• **Problem**: Write out the entire listing below exactly, with the pictures left out.
□ □ □ □
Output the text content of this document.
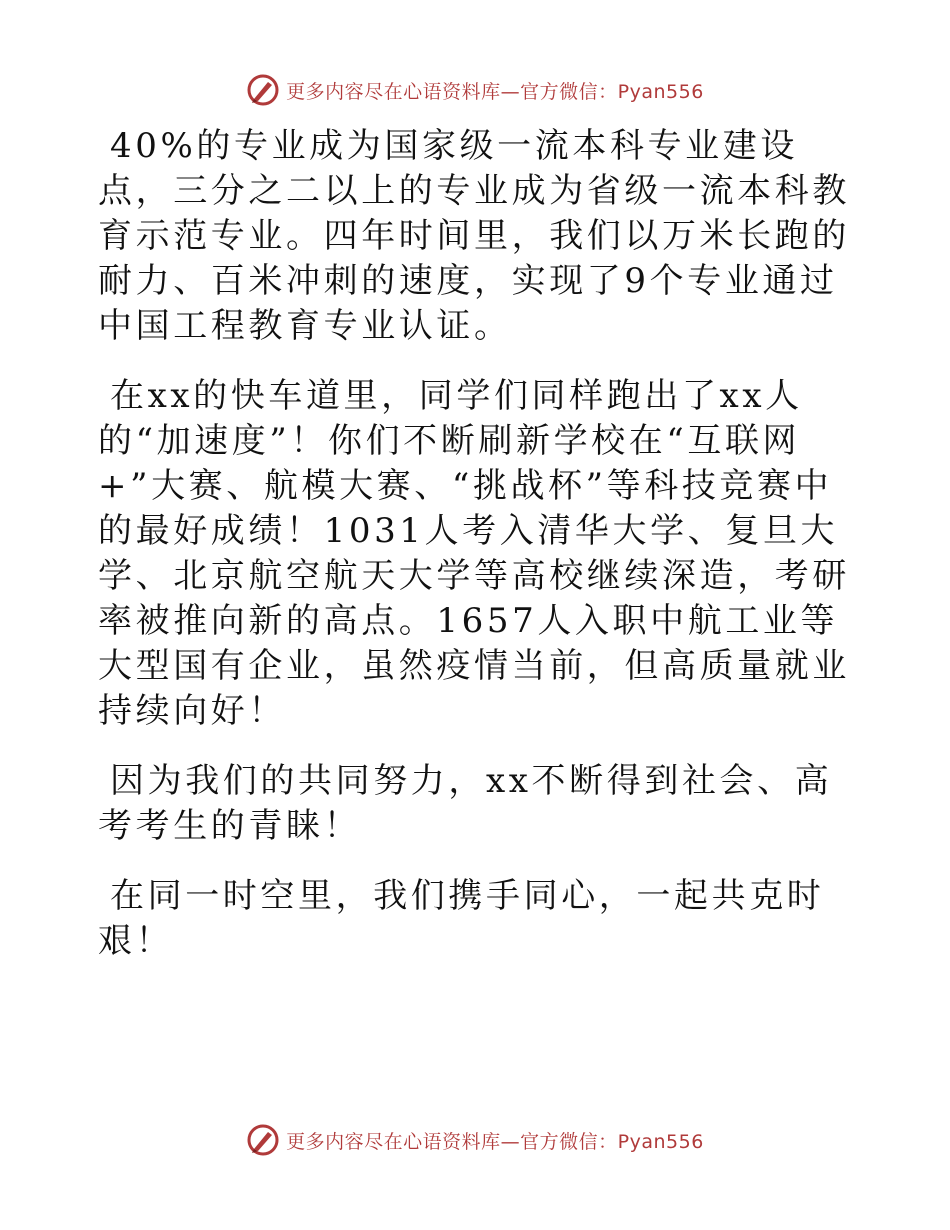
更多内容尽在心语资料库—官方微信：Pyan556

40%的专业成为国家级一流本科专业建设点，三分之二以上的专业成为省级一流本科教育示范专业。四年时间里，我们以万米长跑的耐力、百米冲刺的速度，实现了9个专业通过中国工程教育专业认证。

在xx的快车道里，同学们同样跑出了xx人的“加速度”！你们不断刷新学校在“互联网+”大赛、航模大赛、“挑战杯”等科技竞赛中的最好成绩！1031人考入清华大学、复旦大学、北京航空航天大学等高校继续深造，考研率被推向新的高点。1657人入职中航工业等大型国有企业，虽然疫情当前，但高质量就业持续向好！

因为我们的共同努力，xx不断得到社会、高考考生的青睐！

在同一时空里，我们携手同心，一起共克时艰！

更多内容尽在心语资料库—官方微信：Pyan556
□ □ □ □
• **Response to this exercise**:
Output the text content of this document.
更多内容尽在心语资料库—官方微信：Pyan556

40%的专业成为国家级一流本科专业建设点，三分之二以上的专业成为省级一流本科教育示范专业。四年时间里，我们以万米长跑的耐力、百米冲刺的速度，实现了9个专业通过中国工程教育专业认证。

在xx的快车道里，同学们同样跑出了xx人的“加速度”！你们不断刷新学校在“互联网+”大赛、航模大赛、“挑战杯”等科技竞赛中的最好成绩！1031人考入清华大学、复旦大学、北京航空航天大学等高校继续深造，考研率被推向新的高点。1657人入职中航工业等大型国有企业，虽然疫情当前，但高质量就业持续向好！

因为我们的共同努力，xx不断得到社会、高考考生的青睐！

在同一时空里，我们携手同心，一起共克时艰！

更多内容尽在心语资料库—官方微信：Pyan556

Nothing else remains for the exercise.